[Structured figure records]
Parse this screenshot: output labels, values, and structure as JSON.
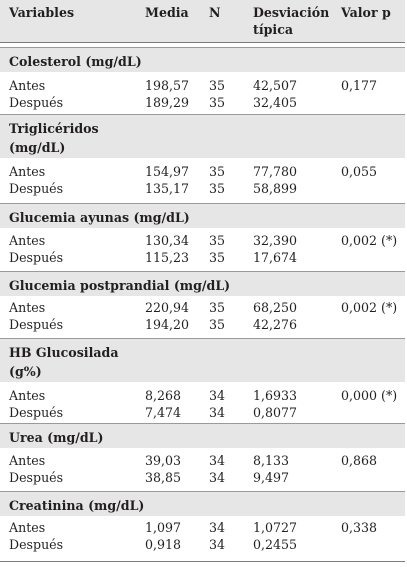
{
  "header": {
    "variables": "Variables",
    "media": "Media",
    "n": "N",
    "desviacion_line1": "Desviación",
    "desviacion_line2": "típica",
    "valor_p": "Valor p"
  },
  "sections": [
    {
      "title": "Colesterol (mg/dL)",
      "rows": [
        {
          "label": "Antes",
          "media": "198,57",
          "n": "35",
          "sd": "42,507",
          "p": "0,177"
        },
        {
          "label": "Después",
          "media": "189,29",
          "n": "35",
          "sd": "32,405",
          "p": ""
        }
      ]
    },
    {
      "title": "Triglicéridos (mg/dL)",
      "rows": [
        {
          "label": "Antes",
          "media": "154,97",
          "n": "35",
          "sd": "77,780",
          "p": "0,055"
        },
        {
          "label": "Después",
          "media": "135,17",
          "n": "35",
          "sd": "58,899",
          "p": ""
        }
      ]
    },
    {
      "title": "Glucemia ayunas (mg/dL)",
      "rows": [
        {
          "label": "Antes",
          "media": "130,34",
          "n": "35",
          "sd": "32,390",
          "p": "0,002 (*)"
        },
        {
          "label": "Después",
          "media": "115,23",
          "n": "35",
          "sd": "17,674",
          "p": ""
        }
      ]
    },
    {
      "title": "Glucemia postprandial (mg/dL)",
      "rows": [
        {
          "label": "Antes",
          "media": "220,94",
          "n": "35",
          "sd": "68,250",
          "p": "0,002 (*)"
        },
        {
          "label": "Después",
          "media": "194,20",
          "n": "35",
          "sd": "42,276",
          "p": ""
        }
      ]
    },
    {
      "title": "HB Glucosilada (g%)",
      "rows": [
        {
          "label": "Antes",
          "media": "8,268",
          "n": "34",
          "sd": "1,6933",
          "p": "0,000 (*)"
        },
        {
          "label": "Después",
          "media": "7,474",
          "n": "34",
          "sd": "0,8077",
          "p": ""
        }
      ]
    },
    {
      "title": "Urea (mg/dL)",
      "rows": [
        {
          "label": "Antes",
          "media": "39,03",
          "n": "34",
          "sd": "8,133",
          "p": "0,868"
        },
        {
          "label": "Después",
          "media": "38,85",
          "n": "34",
          "sd": "9,497",
          "p": ""
        }
      ]
    },
    {
      "title": "Creatinina (mg/dL)",
      "rows": [
        {
          "label": "Antes",
          "media": "1,097",
          "n": "34",
          "sd": "1,0727",
          "p": "0,338"
        },
        {
          "label": "Después",
          "media": "0,918",
          "n": "34",
          "sd": "0,2455",
          "p": ""
        }
      ]
    }
  ]
}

=== INSTRUCTIONS TO FOLLOW ===
Find every line in the entries that includes the word "Glucemia", then state how many there are and nothing else.

=== EXERCISE RESULT ===
2